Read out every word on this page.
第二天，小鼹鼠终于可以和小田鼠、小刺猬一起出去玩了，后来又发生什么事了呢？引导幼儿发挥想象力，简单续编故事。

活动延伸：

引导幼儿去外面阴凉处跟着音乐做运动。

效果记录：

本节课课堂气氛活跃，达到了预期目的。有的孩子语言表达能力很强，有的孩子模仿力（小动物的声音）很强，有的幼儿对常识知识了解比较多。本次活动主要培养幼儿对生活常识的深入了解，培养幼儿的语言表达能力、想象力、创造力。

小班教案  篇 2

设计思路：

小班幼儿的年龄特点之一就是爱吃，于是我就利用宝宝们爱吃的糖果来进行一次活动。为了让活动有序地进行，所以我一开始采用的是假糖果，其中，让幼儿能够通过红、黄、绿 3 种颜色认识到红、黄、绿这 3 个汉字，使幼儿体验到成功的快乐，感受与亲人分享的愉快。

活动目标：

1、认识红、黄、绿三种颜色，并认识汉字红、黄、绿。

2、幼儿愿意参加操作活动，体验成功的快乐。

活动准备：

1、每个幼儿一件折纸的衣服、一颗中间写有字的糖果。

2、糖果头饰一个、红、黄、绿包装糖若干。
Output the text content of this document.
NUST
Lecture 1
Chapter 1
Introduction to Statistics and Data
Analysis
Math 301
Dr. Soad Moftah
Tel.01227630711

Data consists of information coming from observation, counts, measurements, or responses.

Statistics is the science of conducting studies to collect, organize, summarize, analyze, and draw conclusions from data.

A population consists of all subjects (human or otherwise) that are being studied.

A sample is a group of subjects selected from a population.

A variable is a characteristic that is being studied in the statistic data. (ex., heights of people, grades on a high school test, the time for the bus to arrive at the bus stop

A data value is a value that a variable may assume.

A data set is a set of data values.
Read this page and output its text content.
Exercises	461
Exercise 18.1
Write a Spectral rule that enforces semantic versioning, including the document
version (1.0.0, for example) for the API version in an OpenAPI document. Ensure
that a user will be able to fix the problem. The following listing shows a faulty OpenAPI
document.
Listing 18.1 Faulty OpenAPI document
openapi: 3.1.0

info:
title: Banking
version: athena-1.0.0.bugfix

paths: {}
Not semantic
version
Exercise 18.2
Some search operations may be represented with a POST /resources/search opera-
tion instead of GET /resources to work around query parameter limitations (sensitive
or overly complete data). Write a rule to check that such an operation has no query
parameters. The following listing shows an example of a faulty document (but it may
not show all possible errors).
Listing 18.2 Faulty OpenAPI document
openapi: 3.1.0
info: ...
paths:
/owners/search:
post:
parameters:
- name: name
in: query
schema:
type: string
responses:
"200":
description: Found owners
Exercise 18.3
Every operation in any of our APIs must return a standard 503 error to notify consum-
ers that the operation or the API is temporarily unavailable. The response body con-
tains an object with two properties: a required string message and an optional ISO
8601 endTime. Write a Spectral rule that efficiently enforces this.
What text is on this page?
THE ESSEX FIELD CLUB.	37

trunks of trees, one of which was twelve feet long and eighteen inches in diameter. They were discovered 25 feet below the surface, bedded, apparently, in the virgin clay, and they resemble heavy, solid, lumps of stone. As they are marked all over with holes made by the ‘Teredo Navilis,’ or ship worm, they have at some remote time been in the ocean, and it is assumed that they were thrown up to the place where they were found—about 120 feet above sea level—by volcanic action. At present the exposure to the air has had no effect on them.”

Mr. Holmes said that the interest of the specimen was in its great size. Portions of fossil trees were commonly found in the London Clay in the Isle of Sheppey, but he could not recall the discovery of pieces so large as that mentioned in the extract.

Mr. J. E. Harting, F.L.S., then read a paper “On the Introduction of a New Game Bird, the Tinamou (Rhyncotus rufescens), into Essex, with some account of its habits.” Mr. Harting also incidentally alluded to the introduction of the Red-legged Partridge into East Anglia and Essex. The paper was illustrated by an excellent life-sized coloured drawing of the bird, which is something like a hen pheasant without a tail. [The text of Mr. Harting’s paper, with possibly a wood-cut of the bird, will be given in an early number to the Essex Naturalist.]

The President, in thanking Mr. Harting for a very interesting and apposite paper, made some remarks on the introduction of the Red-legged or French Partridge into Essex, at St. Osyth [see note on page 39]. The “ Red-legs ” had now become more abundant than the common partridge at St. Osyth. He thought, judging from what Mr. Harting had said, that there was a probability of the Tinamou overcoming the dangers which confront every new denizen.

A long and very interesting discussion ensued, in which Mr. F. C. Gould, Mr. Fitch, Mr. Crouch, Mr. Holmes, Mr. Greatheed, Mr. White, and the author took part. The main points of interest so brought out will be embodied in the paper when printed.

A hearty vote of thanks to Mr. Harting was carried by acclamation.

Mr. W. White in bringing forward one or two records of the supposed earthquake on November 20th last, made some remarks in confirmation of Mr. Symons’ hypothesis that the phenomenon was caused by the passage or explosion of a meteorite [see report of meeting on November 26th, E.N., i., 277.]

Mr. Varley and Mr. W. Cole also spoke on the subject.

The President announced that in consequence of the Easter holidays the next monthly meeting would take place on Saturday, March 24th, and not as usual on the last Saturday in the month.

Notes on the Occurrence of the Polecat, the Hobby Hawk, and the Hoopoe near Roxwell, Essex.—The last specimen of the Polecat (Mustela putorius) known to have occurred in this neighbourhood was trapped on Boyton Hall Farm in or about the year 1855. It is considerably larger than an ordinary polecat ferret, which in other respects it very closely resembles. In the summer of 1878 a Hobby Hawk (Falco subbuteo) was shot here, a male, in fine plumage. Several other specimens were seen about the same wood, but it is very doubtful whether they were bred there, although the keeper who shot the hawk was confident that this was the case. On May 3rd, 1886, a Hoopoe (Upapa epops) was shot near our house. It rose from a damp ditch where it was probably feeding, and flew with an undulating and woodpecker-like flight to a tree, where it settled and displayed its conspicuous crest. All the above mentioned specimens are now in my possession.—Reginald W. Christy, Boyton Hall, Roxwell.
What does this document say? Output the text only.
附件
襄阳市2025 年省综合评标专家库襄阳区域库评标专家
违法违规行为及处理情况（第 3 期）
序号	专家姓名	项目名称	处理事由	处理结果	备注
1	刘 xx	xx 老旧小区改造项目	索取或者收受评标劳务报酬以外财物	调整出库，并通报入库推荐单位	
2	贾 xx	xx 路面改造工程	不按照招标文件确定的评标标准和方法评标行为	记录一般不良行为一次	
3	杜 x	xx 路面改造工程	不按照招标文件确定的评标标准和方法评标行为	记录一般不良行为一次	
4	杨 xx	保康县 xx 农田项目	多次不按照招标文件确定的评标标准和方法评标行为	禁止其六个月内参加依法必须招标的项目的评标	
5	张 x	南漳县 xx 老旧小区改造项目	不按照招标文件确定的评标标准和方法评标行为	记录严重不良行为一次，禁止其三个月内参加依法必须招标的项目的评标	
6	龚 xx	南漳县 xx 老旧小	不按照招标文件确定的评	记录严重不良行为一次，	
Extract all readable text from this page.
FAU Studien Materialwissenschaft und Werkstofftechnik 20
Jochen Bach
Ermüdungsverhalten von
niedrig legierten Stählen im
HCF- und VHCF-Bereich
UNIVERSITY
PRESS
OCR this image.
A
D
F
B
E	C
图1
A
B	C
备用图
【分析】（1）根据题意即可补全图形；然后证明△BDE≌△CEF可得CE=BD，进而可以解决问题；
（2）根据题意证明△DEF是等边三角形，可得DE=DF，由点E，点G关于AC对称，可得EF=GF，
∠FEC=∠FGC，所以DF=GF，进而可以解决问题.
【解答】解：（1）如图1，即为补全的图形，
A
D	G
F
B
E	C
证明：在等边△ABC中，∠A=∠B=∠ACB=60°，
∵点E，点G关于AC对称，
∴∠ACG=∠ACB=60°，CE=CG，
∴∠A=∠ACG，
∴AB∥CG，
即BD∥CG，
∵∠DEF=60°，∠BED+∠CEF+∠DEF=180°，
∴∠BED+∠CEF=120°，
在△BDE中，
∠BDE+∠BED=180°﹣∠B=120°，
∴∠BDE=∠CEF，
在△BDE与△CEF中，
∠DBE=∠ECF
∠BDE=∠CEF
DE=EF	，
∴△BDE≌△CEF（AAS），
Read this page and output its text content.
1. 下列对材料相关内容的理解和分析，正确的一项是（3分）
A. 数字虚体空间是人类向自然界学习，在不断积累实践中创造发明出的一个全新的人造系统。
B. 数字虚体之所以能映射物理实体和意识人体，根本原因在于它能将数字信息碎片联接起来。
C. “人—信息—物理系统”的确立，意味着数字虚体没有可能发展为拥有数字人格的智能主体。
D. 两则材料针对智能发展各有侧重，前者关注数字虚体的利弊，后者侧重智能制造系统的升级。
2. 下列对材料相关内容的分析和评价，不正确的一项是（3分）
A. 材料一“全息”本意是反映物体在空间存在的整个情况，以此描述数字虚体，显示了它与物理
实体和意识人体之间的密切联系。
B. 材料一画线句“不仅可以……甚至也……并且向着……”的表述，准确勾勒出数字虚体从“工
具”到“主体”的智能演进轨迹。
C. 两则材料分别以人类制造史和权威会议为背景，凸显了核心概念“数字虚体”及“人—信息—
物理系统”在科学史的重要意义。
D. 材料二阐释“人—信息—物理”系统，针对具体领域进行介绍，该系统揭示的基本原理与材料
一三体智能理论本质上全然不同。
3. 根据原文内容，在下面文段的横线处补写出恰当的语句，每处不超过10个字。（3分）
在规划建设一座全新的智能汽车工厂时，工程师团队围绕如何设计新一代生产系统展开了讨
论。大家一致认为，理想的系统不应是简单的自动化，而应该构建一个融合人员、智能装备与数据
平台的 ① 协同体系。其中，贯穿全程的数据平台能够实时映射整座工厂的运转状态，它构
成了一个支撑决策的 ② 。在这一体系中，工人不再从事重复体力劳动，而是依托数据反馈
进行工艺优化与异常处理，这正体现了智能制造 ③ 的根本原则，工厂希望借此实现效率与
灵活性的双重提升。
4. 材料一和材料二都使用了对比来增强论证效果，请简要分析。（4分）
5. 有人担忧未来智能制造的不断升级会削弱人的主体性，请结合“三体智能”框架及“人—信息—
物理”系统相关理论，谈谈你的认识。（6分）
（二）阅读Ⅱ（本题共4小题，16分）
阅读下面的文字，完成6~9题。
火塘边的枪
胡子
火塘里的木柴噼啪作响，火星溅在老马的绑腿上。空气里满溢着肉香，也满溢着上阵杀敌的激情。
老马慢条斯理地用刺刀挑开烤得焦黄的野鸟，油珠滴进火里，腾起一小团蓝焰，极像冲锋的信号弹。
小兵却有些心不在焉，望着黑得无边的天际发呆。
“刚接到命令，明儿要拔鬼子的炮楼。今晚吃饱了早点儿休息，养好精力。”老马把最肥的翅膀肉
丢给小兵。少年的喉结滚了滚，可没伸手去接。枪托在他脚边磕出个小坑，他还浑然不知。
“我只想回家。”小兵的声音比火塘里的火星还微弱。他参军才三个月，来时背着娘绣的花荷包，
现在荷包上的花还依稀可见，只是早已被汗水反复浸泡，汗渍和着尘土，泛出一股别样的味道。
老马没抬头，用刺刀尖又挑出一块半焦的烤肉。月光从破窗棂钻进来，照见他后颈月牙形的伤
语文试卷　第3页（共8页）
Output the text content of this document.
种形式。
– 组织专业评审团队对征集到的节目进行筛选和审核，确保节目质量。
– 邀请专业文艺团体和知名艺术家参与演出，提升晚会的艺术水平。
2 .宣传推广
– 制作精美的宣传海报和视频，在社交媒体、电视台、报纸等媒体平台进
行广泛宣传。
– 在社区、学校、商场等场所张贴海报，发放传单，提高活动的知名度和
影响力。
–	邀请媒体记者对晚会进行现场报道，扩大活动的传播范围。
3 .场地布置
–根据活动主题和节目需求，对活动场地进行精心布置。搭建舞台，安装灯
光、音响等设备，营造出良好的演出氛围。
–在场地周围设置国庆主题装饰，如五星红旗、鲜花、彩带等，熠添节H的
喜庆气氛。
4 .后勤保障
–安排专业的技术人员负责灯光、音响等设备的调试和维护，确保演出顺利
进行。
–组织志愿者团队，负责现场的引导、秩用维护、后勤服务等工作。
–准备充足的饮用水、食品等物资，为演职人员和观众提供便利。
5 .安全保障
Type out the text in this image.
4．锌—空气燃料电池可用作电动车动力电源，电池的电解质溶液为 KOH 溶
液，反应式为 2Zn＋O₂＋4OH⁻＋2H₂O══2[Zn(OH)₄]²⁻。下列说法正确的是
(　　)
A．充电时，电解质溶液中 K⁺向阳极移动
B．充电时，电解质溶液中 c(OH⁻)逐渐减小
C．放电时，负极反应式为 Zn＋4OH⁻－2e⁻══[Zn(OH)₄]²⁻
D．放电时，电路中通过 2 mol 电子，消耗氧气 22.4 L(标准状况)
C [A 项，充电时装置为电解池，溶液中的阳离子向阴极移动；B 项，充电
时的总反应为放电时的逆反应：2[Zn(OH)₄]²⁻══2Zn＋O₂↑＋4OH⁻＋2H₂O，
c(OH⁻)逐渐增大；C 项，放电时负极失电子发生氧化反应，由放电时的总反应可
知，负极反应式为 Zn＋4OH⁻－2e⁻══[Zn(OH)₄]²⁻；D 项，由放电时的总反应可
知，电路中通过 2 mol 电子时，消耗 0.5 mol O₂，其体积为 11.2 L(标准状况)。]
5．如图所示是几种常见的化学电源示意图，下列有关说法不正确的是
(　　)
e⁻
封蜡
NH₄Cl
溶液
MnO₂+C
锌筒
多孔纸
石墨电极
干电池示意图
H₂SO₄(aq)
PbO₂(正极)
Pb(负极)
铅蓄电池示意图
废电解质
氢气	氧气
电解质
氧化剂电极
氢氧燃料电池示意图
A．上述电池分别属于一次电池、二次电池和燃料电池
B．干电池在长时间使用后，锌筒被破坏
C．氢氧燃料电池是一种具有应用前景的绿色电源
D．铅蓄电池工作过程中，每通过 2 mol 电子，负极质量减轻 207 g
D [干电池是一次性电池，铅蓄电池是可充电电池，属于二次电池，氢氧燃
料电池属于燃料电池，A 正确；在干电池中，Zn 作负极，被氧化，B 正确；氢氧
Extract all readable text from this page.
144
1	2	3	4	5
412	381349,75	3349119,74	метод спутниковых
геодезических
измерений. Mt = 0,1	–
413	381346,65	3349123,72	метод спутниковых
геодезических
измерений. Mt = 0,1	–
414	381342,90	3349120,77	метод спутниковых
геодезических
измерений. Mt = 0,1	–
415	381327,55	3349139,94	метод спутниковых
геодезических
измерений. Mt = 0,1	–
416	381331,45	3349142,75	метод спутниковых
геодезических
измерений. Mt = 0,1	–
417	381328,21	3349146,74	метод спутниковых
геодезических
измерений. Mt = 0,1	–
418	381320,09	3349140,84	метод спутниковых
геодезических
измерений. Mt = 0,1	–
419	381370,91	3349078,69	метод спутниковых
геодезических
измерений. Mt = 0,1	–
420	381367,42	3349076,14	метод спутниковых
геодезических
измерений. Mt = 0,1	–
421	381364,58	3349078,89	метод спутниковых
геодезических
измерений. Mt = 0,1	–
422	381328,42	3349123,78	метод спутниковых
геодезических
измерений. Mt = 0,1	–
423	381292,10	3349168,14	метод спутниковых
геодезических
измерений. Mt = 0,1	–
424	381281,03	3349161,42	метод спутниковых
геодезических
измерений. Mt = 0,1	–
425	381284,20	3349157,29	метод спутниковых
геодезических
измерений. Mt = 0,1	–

## GOAL:
Which lines of the data include "老旧小区改造项目"? Copy each of them.

## WRITTEN RESPONSE:
1	刘 xx	xx 老旧小区改造项目	索取或者收受评标劳务报酬以外财物	调整出库，并通报入库推荐单位	
5	张 x	南漳县 xx 老旧小区改造项目	不按照招标文件确定的评标标准和方法评标行为	记录严重不良行为一次，禁止其三个月内参加依法必须招标的项目的评标	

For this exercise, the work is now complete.